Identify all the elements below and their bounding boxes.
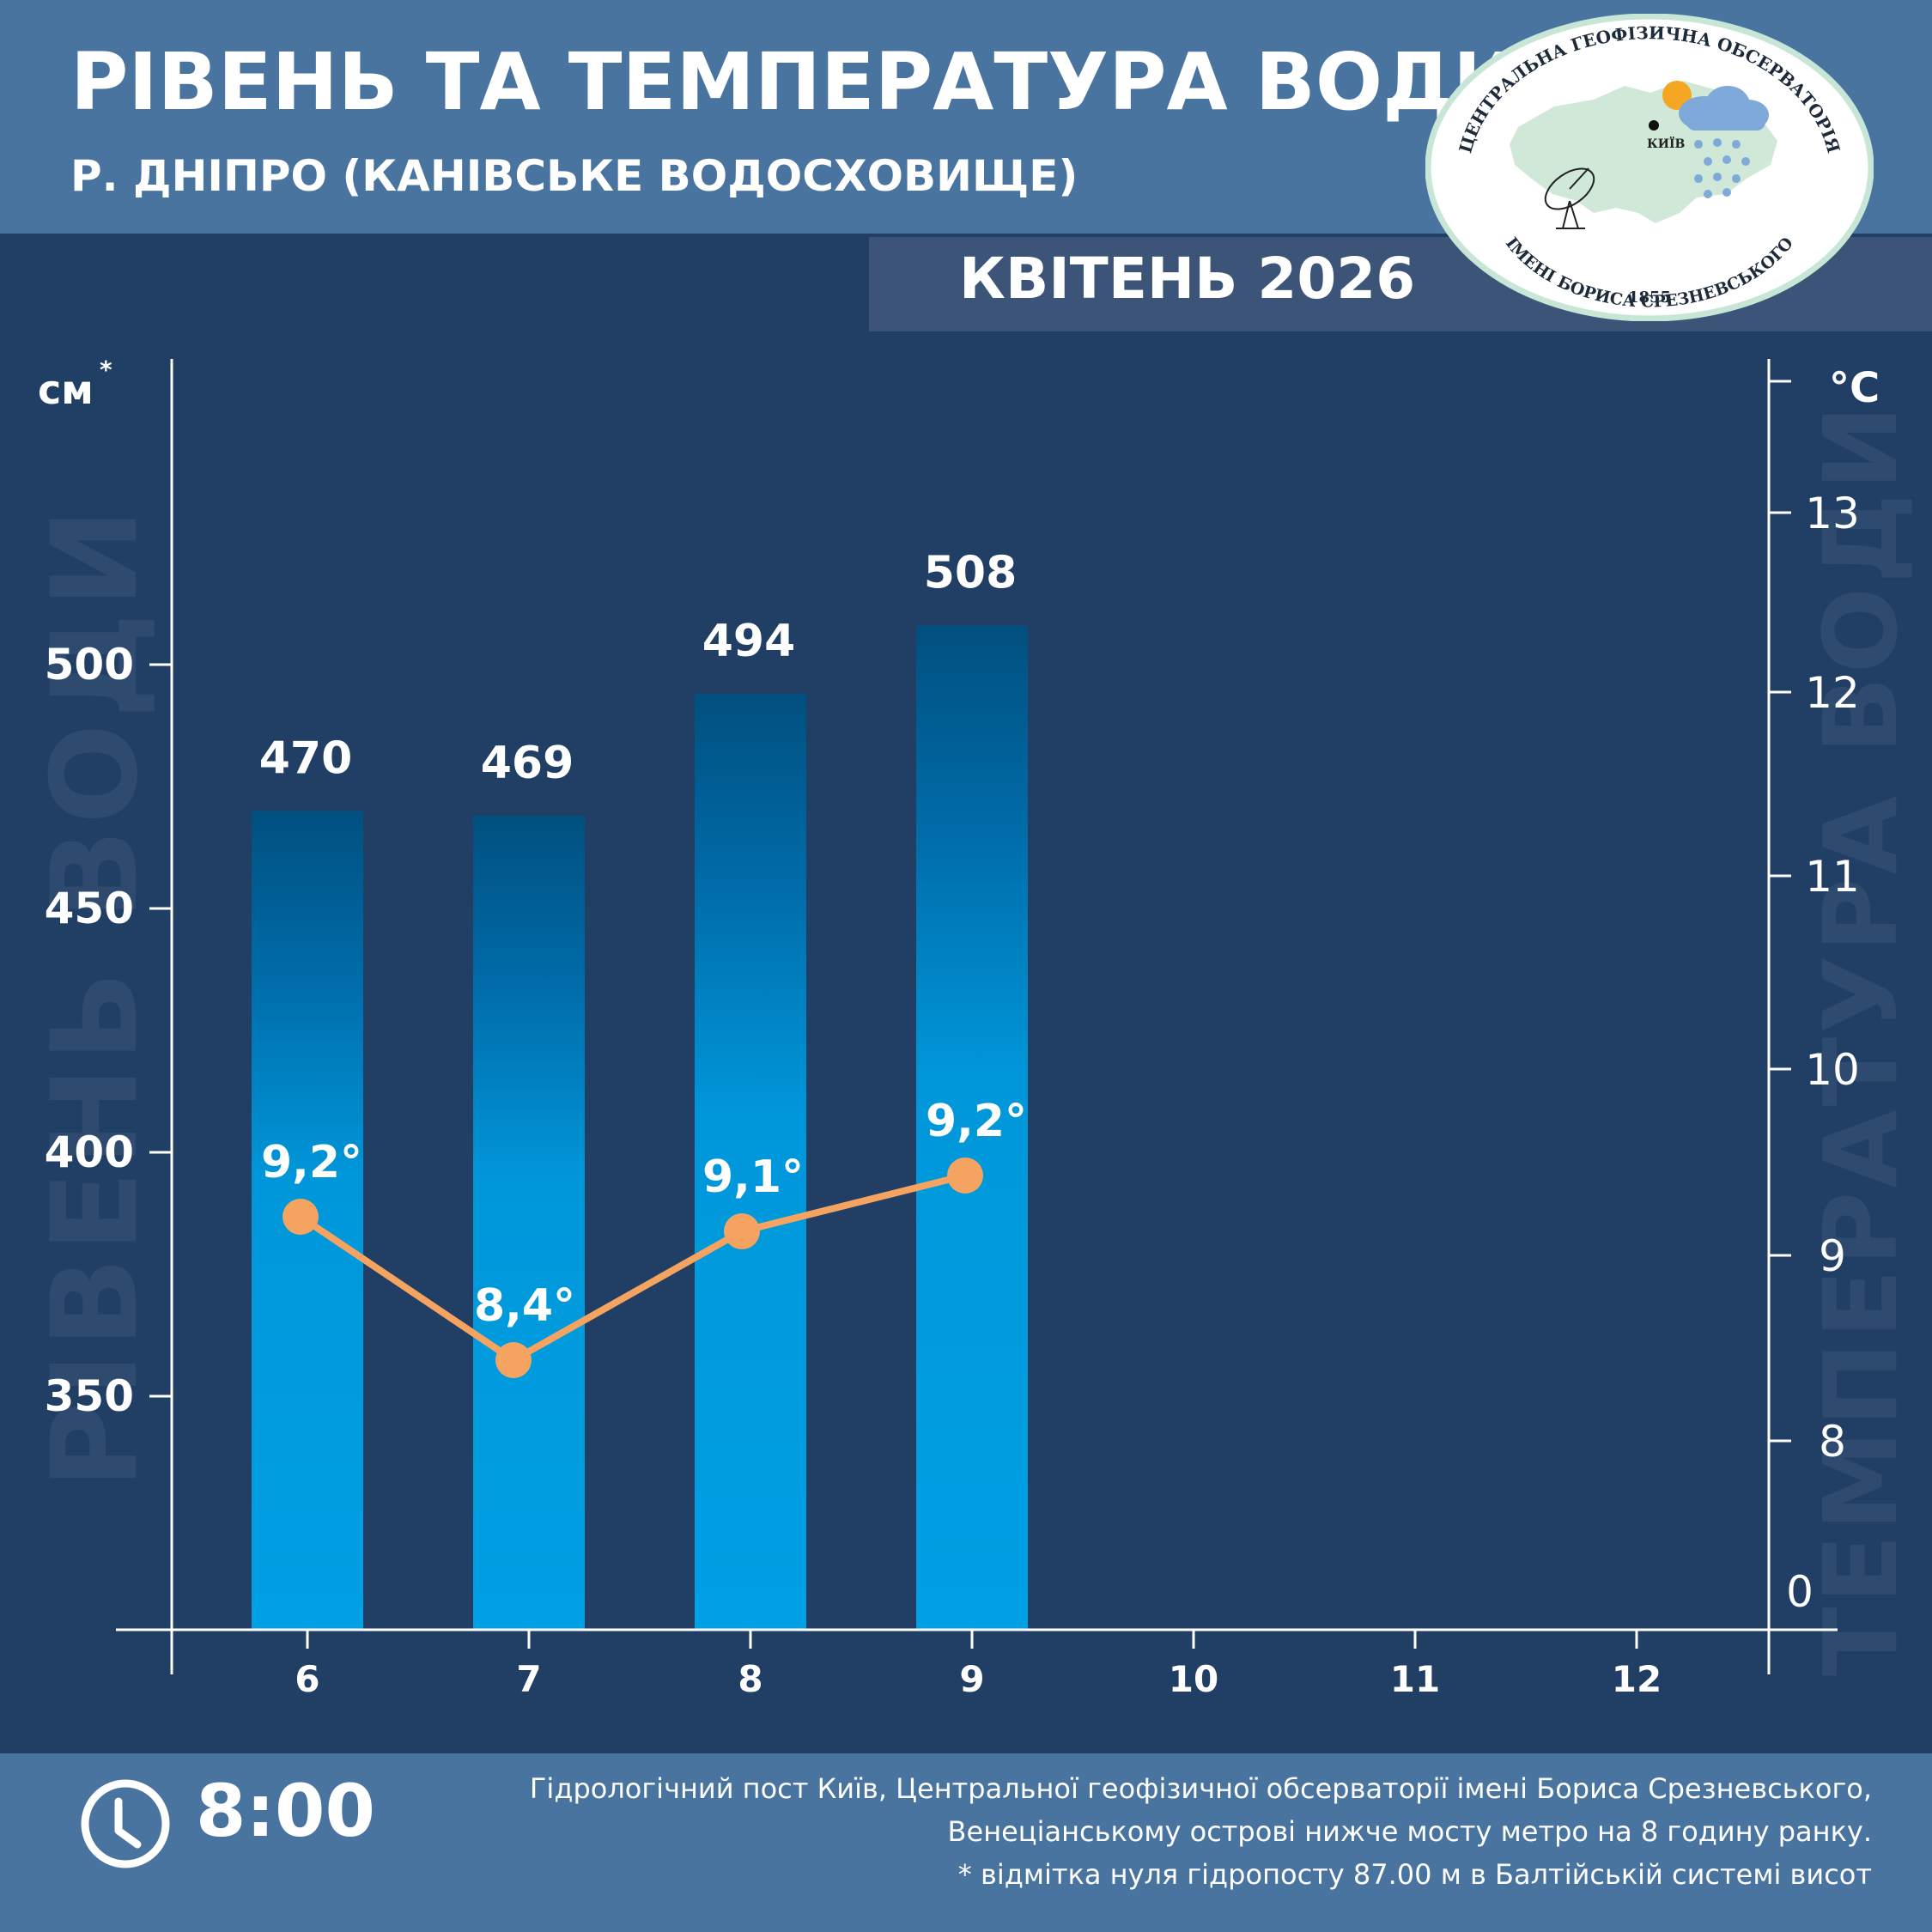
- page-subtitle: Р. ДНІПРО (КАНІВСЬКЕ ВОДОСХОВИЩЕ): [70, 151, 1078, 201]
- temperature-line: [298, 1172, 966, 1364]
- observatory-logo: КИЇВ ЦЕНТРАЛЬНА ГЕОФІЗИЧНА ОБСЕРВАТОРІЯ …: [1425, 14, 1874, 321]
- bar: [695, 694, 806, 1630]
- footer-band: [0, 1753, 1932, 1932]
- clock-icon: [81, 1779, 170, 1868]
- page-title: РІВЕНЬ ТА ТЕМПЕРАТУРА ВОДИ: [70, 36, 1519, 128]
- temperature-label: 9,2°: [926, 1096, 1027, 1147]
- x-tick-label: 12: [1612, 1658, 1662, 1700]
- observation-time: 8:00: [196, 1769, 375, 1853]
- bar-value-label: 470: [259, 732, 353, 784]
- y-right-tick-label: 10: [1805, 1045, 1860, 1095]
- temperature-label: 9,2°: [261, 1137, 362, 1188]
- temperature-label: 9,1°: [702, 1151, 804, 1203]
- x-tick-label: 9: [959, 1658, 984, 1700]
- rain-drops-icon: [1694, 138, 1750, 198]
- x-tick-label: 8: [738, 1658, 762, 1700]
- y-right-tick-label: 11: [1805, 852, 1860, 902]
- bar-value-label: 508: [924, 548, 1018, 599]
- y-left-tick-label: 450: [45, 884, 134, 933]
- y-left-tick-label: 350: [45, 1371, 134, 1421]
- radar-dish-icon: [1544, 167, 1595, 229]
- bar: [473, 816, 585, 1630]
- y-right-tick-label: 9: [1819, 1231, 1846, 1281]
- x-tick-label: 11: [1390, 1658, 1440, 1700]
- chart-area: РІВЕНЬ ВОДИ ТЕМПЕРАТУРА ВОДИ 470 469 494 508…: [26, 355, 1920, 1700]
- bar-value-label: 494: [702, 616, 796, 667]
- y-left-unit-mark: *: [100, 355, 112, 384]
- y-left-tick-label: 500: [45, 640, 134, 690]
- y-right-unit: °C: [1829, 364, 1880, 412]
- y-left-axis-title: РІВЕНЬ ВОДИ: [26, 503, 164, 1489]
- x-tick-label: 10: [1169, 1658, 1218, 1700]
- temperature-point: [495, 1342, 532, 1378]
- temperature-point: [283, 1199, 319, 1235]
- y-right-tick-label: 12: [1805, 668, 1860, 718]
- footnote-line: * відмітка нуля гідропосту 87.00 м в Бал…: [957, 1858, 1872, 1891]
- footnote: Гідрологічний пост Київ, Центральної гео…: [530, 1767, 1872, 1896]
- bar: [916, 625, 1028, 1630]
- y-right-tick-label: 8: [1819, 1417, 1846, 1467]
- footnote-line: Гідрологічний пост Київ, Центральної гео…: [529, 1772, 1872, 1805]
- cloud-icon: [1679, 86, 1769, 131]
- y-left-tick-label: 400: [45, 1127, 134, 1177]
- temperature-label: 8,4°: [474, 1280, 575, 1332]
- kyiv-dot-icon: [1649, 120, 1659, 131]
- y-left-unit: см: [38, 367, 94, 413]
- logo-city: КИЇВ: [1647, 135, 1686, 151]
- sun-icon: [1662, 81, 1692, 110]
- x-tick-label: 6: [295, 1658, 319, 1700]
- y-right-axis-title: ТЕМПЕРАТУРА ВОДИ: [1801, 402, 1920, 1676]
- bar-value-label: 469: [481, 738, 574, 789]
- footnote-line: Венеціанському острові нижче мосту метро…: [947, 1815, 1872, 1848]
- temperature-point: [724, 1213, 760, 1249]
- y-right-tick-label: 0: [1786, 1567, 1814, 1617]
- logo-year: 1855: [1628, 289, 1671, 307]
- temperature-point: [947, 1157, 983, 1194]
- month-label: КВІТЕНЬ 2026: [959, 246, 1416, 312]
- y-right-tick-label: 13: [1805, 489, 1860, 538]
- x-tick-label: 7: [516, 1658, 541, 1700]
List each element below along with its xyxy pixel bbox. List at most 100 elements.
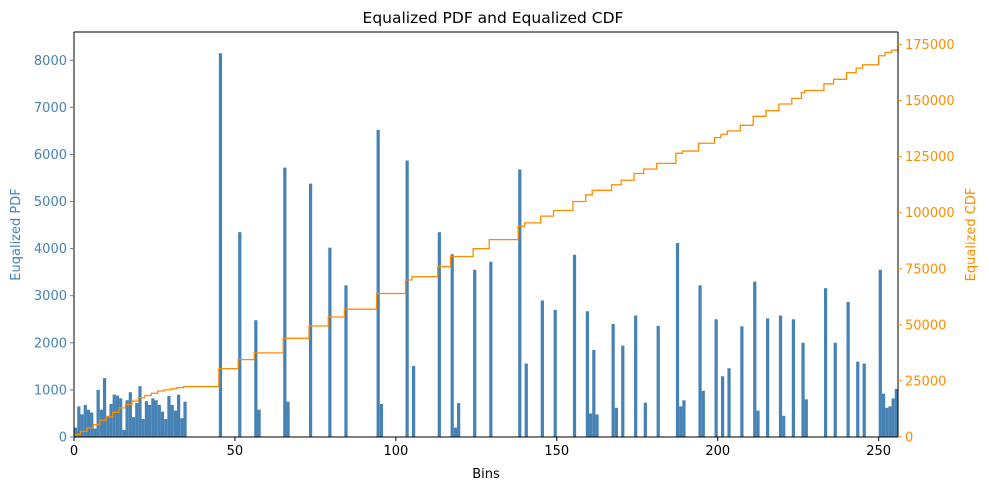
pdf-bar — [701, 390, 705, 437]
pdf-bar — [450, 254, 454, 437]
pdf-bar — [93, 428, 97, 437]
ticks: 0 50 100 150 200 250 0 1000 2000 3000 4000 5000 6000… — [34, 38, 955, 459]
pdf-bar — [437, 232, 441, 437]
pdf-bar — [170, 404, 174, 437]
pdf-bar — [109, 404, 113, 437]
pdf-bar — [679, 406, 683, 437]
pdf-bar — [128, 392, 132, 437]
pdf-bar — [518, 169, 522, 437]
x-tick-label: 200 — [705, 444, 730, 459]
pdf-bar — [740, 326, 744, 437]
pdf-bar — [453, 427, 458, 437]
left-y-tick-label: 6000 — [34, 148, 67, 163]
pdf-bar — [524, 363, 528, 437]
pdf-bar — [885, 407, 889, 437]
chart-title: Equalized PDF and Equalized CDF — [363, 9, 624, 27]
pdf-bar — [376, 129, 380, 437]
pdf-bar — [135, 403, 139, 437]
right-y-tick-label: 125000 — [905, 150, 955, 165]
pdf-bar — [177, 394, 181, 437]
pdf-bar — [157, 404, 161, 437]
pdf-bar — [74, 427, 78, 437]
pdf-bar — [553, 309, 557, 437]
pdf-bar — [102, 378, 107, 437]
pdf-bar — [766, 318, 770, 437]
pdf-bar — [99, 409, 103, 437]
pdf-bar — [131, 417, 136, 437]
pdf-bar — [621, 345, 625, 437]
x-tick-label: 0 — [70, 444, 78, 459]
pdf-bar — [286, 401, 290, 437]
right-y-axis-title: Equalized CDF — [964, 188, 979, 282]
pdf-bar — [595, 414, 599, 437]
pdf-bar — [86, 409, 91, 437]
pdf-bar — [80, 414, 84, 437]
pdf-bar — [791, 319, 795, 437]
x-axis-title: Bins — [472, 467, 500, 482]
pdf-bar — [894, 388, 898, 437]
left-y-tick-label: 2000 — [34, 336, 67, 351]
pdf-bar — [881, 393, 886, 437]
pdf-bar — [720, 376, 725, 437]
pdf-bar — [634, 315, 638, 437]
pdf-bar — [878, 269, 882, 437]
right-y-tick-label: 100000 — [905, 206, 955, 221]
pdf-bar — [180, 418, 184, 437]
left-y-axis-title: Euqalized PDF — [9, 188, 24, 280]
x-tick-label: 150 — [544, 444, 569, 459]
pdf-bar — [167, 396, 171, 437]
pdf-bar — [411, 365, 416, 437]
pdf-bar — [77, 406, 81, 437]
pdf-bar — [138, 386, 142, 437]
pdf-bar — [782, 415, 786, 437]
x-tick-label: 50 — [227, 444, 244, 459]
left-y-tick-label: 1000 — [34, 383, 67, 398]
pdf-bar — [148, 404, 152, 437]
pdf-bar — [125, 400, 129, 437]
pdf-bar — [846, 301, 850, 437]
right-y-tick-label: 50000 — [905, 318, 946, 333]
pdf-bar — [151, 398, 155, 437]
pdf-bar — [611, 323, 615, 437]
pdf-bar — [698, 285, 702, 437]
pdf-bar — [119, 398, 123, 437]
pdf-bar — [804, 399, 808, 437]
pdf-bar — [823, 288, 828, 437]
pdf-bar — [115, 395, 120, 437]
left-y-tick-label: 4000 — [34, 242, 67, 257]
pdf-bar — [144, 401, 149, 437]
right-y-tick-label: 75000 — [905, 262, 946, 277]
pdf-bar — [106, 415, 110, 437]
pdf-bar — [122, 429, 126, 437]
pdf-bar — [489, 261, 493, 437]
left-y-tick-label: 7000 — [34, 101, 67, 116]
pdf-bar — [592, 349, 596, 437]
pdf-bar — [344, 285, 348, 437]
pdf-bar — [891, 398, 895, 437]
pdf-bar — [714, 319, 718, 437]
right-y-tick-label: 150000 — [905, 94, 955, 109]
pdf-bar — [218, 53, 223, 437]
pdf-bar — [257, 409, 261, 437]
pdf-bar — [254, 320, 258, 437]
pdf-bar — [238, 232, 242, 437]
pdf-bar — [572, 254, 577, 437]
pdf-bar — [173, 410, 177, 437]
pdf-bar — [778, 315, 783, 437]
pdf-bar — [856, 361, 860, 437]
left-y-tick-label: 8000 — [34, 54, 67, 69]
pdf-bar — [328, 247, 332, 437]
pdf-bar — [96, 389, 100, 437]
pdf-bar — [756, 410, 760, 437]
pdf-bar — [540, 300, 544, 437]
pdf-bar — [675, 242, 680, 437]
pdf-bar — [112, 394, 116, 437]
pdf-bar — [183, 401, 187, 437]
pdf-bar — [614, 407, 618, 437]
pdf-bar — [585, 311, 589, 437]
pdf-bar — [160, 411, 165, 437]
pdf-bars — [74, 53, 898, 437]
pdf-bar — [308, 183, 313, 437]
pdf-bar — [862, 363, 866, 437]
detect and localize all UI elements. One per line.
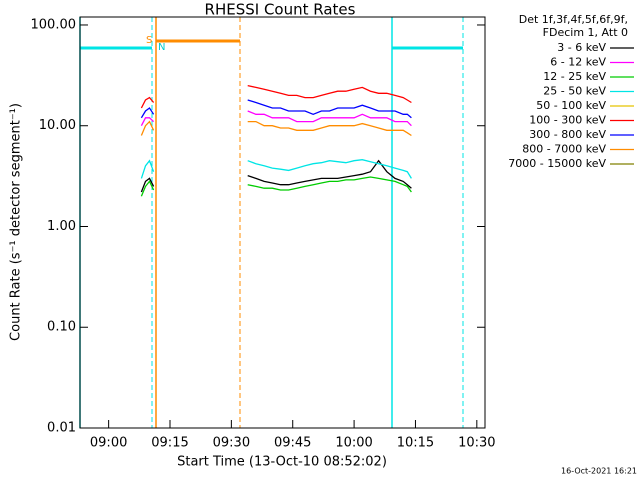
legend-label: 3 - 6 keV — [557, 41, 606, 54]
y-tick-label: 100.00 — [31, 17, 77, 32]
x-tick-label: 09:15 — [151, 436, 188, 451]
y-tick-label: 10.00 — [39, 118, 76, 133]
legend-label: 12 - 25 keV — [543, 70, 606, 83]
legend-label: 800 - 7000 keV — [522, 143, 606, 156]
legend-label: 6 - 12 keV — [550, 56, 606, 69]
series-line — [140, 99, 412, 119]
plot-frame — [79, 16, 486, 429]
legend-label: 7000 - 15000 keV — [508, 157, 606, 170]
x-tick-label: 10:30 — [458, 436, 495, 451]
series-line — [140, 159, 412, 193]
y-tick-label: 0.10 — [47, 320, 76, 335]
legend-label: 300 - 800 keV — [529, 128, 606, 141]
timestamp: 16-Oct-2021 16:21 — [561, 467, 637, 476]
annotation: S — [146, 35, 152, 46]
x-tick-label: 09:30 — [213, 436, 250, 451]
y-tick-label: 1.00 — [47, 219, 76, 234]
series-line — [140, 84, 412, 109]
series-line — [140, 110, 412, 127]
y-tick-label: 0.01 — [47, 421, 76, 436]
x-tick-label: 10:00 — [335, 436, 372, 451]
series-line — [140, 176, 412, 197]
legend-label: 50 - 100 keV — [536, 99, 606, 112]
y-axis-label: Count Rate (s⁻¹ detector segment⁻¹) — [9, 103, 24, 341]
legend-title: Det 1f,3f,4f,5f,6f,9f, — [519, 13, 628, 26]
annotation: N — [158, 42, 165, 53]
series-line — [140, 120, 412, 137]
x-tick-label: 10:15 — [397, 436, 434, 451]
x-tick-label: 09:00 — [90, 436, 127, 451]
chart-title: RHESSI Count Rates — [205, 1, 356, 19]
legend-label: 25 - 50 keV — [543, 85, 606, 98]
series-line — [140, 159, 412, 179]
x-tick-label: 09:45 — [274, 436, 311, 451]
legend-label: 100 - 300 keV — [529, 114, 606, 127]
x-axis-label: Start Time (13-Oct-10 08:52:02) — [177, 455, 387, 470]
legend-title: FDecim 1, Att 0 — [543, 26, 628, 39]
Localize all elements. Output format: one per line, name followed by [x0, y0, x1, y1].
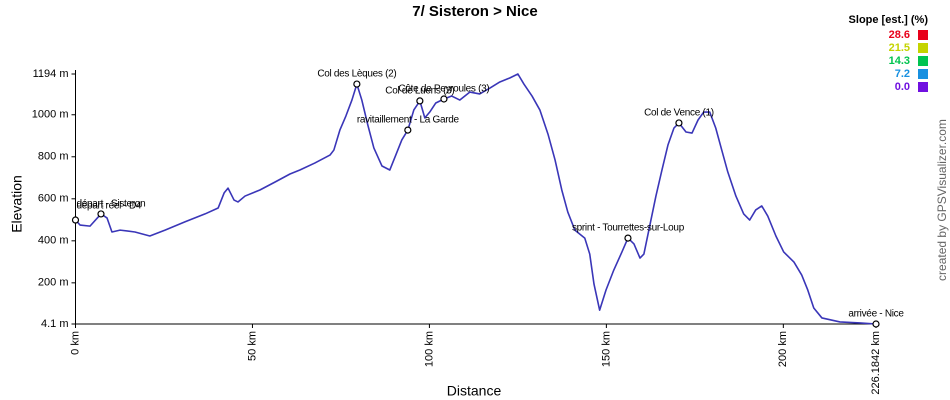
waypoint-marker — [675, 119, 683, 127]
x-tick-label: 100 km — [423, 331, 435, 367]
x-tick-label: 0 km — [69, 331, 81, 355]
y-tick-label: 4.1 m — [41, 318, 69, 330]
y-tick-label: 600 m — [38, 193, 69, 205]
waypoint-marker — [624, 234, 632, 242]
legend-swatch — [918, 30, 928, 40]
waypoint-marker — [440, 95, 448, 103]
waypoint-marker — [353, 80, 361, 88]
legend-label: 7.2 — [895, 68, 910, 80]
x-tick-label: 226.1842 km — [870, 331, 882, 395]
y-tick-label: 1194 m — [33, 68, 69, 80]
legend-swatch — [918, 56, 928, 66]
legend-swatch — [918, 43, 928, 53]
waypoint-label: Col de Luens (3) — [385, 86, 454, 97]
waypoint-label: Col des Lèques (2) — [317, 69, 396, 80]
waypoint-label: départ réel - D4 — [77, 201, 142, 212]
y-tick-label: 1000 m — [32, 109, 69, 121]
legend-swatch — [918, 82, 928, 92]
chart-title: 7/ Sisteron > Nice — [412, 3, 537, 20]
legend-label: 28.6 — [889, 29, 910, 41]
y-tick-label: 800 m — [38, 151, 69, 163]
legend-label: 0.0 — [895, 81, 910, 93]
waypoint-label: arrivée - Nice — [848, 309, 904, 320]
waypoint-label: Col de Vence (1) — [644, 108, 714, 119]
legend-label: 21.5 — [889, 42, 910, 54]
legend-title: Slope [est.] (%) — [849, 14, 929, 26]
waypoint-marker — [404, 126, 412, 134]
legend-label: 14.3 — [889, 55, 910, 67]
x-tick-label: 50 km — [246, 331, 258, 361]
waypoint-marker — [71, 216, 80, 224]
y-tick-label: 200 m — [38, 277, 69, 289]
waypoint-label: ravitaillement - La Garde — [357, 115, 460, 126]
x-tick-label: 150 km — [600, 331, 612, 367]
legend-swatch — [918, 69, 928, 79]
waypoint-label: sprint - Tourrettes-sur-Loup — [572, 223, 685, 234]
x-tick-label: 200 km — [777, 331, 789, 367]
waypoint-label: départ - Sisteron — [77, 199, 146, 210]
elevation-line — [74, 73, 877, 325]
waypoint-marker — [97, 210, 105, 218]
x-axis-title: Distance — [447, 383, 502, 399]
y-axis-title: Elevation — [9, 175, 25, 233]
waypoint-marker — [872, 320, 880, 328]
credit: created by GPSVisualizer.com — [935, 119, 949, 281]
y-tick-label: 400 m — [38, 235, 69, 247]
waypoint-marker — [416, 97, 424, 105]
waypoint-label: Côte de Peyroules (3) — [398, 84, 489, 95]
——————————
* **DESCRIPTION OF THE TASK**
Count the lines above that contain the string "ВОДИ", treating uppercase and lowercase as distinct. Give only the number.

* **TASK RESPONSE**
4